=== Data section ===
▶
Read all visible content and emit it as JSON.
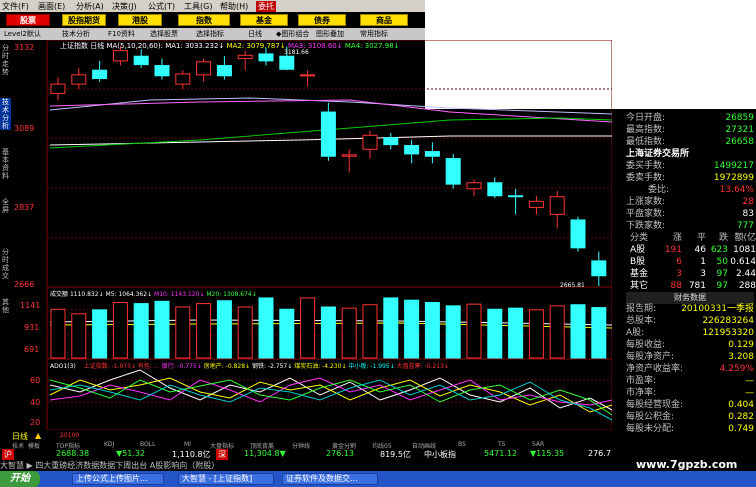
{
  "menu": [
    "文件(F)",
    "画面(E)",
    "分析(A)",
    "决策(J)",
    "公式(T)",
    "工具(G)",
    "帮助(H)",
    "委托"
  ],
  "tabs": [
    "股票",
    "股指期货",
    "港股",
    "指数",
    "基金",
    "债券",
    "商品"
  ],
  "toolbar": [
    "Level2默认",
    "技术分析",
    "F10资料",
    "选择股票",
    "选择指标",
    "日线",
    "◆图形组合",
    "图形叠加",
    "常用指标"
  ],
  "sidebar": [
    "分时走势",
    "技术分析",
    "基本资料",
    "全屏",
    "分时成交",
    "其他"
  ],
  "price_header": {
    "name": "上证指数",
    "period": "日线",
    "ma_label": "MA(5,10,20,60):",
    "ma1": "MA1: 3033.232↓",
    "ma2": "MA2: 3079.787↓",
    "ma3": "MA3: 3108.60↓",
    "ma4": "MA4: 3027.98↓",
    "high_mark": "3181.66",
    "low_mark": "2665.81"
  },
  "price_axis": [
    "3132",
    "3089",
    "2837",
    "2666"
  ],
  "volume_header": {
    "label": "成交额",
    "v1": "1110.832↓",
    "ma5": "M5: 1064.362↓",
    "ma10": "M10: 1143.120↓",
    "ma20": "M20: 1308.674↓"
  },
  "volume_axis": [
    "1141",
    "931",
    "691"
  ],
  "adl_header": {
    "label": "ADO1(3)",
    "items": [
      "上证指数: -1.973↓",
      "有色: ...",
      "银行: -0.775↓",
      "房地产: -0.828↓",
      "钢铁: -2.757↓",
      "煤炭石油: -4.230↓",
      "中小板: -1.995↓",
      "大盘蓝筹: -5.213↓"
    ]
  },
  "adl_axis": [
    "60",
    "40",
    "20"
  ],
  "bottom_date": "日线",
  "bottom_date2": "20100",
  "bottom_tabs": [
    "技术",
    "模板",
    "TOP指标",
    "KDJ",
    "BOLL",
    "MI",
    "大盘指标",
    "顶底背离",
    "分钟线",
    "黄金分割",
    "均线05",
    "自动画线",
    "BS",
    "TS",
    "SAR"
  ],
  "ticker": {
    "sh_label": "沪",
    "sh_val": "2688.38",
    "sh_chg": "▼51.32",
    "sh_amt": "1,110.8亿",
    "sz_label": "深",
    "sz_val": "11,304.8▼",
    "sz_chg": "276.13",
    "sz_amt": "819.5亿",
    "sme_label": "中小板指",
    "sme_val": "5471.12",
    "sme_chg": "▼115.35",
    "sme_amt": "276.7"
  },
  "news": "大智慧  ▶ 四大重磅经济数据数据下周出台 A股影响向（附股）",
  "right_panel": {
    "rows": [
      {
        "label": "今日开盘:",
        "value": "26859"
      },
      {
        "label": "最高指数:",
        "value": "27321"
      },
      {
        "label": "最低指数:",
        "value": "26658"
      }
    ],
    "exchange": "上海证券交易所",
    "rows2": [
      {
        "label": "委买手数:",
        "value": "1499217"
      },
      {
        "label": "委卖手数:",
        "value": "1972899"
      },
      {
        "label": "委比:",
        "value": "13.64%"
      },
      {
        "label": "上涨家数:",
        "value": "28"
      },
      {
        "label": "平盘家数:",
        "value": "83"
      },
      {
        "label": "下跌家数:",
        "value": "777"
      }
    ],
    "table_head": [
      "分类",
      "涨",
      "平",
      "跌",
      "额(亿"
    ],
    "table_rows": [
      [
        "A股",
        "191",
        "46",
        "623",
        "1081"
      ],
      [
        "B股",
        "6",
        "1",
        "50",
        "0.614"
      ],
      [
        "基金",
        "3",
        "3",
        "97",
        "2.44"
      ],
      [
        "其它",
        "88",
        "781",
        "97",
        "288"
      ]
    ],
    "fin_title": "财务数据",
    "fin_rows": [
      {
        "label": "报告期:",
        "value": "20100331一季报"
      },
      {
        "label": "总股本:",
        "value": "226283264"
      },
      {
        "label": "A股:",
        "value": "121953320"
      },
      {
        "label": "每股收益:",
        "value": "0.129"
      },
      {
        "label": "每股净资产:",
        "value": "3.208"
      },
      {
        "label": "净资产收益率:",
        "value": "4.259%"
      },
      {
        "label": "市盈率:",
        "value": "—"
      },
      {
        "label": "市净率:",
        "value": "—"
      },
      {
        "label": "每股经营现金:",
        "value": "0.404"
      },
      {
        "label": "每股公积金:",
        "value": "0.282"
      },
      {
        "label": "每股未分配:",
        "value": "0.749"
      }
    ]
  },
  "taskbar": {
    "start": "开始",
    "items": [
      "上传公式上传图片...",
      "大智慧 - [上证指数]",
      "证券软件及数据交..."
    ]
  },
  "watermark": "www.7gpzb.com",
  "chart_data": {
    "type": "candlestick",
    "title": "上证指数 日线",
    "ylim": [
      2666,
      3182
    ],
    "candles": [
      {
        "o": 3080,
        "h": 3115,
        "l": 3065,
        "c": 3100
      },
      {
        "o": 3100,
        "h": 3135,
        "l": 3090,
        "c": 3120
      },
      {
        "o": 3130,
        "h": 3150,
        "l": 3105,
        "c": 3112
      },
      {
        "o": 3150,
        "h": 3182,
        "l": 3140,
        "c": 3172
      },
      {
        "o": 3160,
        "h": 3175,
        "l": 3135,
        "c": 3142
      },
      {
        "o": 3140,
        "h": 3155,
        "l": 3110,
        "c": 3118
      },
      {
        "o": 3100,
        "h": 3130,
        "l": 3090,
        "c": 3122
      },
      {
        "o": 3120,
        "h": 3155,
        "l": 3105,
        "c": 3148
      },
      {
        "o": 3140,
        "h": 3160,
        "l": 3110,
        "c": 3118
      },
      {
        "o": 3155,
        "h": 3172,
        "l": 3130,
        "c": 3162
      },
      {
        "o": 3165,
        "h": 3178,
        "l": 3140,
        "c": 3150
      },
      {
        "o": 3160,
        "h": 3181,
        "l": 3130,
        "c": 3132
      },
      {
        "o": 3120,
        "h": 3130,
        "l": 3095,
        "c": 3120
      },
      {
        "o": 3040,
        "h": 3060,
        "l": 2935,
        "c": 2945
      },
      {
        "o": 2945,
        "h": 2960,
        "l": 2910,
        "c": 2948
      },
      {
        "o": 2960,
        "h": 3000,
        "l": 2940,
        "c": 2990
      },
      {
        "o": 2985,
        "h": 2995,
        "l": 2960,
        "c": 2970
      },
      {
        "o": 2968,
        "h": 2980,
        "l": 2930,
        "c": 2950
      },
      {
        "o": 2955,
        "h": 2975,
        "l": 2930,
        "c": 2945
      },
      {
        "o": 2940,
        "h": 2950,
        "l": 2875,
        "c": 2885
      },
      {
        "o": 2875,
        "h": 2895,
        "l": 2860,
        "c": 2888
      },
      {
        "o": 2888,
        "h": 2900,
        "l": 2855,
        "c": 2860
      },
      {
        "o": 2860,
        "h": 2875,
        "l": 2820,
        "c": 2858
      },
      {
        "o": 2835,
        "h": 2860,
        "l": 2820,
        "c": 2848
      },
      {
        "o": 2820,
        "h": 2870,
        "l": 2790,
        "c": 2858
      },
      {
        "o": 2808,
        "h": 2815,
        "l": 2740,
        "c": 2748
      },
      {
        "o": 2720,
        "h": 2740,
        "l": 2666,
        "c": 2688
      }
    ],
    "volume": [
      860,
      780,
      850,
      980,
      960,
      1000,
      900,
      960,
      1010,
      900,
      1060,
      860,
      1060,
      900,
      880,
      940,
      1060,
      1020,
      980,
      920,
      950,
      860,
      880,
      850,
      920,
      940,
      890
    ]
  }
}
◀
=== What is required ===
Pictures appear in the records above. Output everything except them, exactly.

=== Correct output ===
Read all visible content and emit it as JSON.
{
  "menu": [
    "文件(F)",
    "画面(E)",
    "分析(A)",
    "决策(J)",
    "公式(T)",
    "工具(G)",
    "帮助(H)",
    "委托"
  ],
  "tabs": [
    "股票",
    "股指期货",
    "港股",
    "指数",
    "基金",
    "债券",
    "商品"
  ],
  "toolbar": [
    "Level2默认",
    "技术分析",
    "F10资料",
    "选择股票",
    "选择指标",
    "日线",
    "◆图形组合",
    "图形叠加",
    "常用指标"
  ],
  "sidebar": [
    "分时走势",
    "技术分析",
    "基本资料",
    "全屏",
    "分时成交",
    "其他"
  ],
  "price_header": {
    "name": "上证指数",
    "period": "日线",
    "ma_label": "MA(5,10,20,60):",
    "ma1": "MA1: 3033.232↓",
    "ma2": "MA2: 3079.787↓",
    "ma3": "MA3: 3108.60↓",
    "ma4": "MA4: 3027.98↓",
    "high_mark": "3181.66",
    "low_mark": "2665.81"
  },
  "price_axis": [
    "3132",
    "3089",
    "2837",
    "2666"
  ],
  "volume_header": {
    "label": "成交额",
    "v1": "1110.832↓",
    "ma5": "M5: 1064.362↓",
    "ma10": "M10: 1143.120↓",
    "ma20": "M20: 1308.674↓"
  },
  "volume_axis": [
    "1141",
    "931",
    "691"
  ],
  "adl_header": {
    "label": "ADO1(3)",
    "items": [
      "上证指数: -1.973↓",
      "有色: ...",
      "银行: -0.775↓",
      "房地产: -0.828↓",
      "钢铁: -2.757↓",
      "煤炭石油: -4.230↓",
      "中小板: -1.995↓",
      "大盘蓝筹: -5.213↓"
    ]
  },
  "adl_axis": [
    "60",
    "40",
    "20"
  ],
  "bottom_date": "日线",
  "bottom_date2": "20100",
  "bottom_tabs": [
    "技术",
    "模板",
    "TOP指标",
    "KDJ",
    "BOLL",
    "MI",
    "大盘指标",
    "顶底背离",
    "分钟线",
    "黄金分割",
    "均线05",
    "自动画线",
    "BS",
    "TS",
    "SAR"
  ],
  "ticker": {
    "sh_label": "沪",
    "sh_val": "2688.38",
    "sh_chg": "▼51.32",
    "sh_amt": "1,110.8亿",
    "sz_label": "深",
    "sz_val": "11,304.8▼",
    "sz_chg": "276.13",
    "sz_amt": "819.5亿",
    "sme_label": "中小板指",
    "sme_val": "5471.12",
    "sme_chg": "▼115.35",
    "sme_amt": "276.7"
  },
  "news": "大智慧  ▶ 四大重磅经济数据数据下周出台 A股影响向（附股）",
  "right_panel": {
    "rows": [
      {
        "label": "今日开盘:",
        "value": "26859"
      },
      {
        "label": "最高指数:",
        "value": "27321"
      },
      {
        "label": "最低指数:",
        "value": "26658"
      }
    ],
    "exchange": "上海证券交易所",
    "rows2": [
      {
        "label": "委买手数:",
        "value": "1499217"
      },
      {
        "label": "委卖手数:",
        "value": "1972899"
      },
      {
        "label": "委比:",
        "value": "13.64%"
      },
      {
        "label": "上涨家数:",
        "value": "28"
      },
      {
        "label": "平盘家数:",
        "value": "83"
      },
      {
        "label": "下跌家数:",
        "value": "777"
      }
    ],
    "table_head": [
      "分类",
      "涨",
      "平",
      "跌",
      "额(亿"
    ],
    "table_rows": [
      [
        "A股",
        "191",
        "46",
        "623",
        "1081"
      ],
      [
        "B股",
        "6",
        "1",
        "50",
        "0.614"
      ],
      [
        "基金",
        "3",
        "3",
        "97",
        "2.44"
      ],
      [
        "其它",
        "88",
        "781",
        "97",
        "288"
      ]
    ],
    "fin_title": "财务数据",
    "fin_rows": [
      {
        "label": "报告期:",
        "value": "20100331一季报"
      },
      {
        "label": "总股本:",
        "value": "226283264"
      },
      {
        "label": "A股:",
        "value": "121953320"
      },
      {
        "label": "每股收益:",
        "value": "0.129"
      },
      {
        "label": "每股净资产:",
        "value": "3.208"
      },
      {
        "label": "净资产收益率:",
        "value": "4.259%"
      },
      {
        "label": "市盈率:",
        "value": "—"
      },
      {
        "label": "市净率:",
        "value": "—"
      },
      {
        "label": "每股经营现金:",
        "value": "0.404"
      },
      {
        "label": "每股公积金:",
        "value": "0.282"
      },
      {
        "label": "每股未分配:",
        "value": "0.749"
      }
    ]
  },
  "taskbar": {
    "start": "开始",
    "items": [
      "上传公式上传图片...",
      "大智慧 - [上证指数]",
      "证券软件及数据交..."
    ]
  },
  "watermark": "www.7gpzb.com",
  "chart_data": {
    "type": "candlestick",
    "title": "上证指数 日线",
    "ylim": [
      2666,
      3182
    ],
    "candles": [
      {
        "o": 3080,
        "h": 3115,
        "l": 3065,
        "c": 3100
      },
      {
        "o": 3100,
        "h": 3135,
        "l": 3090,
        "c": 3120
      },
      {
        "o": 3130,
        "h": 3150,
        "l": 3105,
        "c": 3112
      },
      {
        "o": 3150,
        "h": 3182,
        "l": 3140,
        "c": 3172
      },
      {
        "o": 3160,
        "h": 3175,
        "l": 3135,
        "c": 3142
      },
      {
        "o": 3140,
        "h": 3155,
        "l": 3110,
        "c": 3118
      },
      {
        "o": 3100,
        "h": 3130,
        "l": 3090,
        "c": 3122
      },
      {
        "o": 3120,
        "h": 3155,
        "l": 3105,
        "c": 3148
      },
      {
        "o": 3140,
        "h": 3160,
        "l": 3110,
        "c": 3118
      },
      {
        "o": 3155,
        "h": 3172,
        "l": 3130,
        "c": 3162
      },
      {
        "o": 3165,
        "h": 3178,
        "l": 3140,
        "c": 3150
      },
      {
        "o": 3160,
        "h": 3181,
        "l": 3130,
        "c": 3132
      },
      {
        "o": 3120,
        "h": 3130,
        "l": 3095,
        "c": 3120
      },
      {
        "o": 3040,
        "h": 3060,
        "l": 2935,
        "c": 2945
      },
      {
        "o": 2945,
        "h": 2960,
        "l": 2910,
        "c": 2948
      },
      {
        "o": 2960,
        "h": 3000,
        "l": 2940,
        "c": 2990
      },
      {
        "o": 2985,
        "h": 2995,
        "l": 2960,
        "c": 2970
      },
      {
        "o": 2968,
        "h": 2980,
        "l": 2930,
        "c": 2950
      },
      {
        "o": 2955,
        "h": 2975,
        "l": 2930,
        "c": 2945
      },
      {
        "o": 2940,
        "h": 2950,
        "l": 2875,
        "c": 2885
      },
      {
        "o": 2875,
        "h": 2895,
        "l": 2860,
        "c": 2888
      },
      {
        "o": 2888,
        "h": 2900,
        "l": 2855,
        "c": 2860
      },
      {
        "o": 2860,
        "h": 2875,
        "l": 2820,
        "c": 2858
      },
      {
        "o": 2835,
        "h": 2860,
        "l": 2820,
        "c": 2848
      },
      {
        "o": 2820,
        "h": 2870,
        "l": 2790,
        "c": 2858
      },
      {
        "o": 2808,
        "h": 2815,
        "l": 2740,
        "c": 2748
      },
      {
        "o": 2720,
        "h": 2740,
        "l": 2666,
        "c": 2688
      }
    ],
    "volume": [
      860,
      780,
      850,
      980,
      960,
      1000,
      900,
      960,
      1010,
      900,
      1060,
      860,
      1060,
      900,
      880,
      940,
      1060,
      1020,
      980,
      920,
      950,
      860,
      880,
      850,
      920,
      940,
      890
    ]
  }
}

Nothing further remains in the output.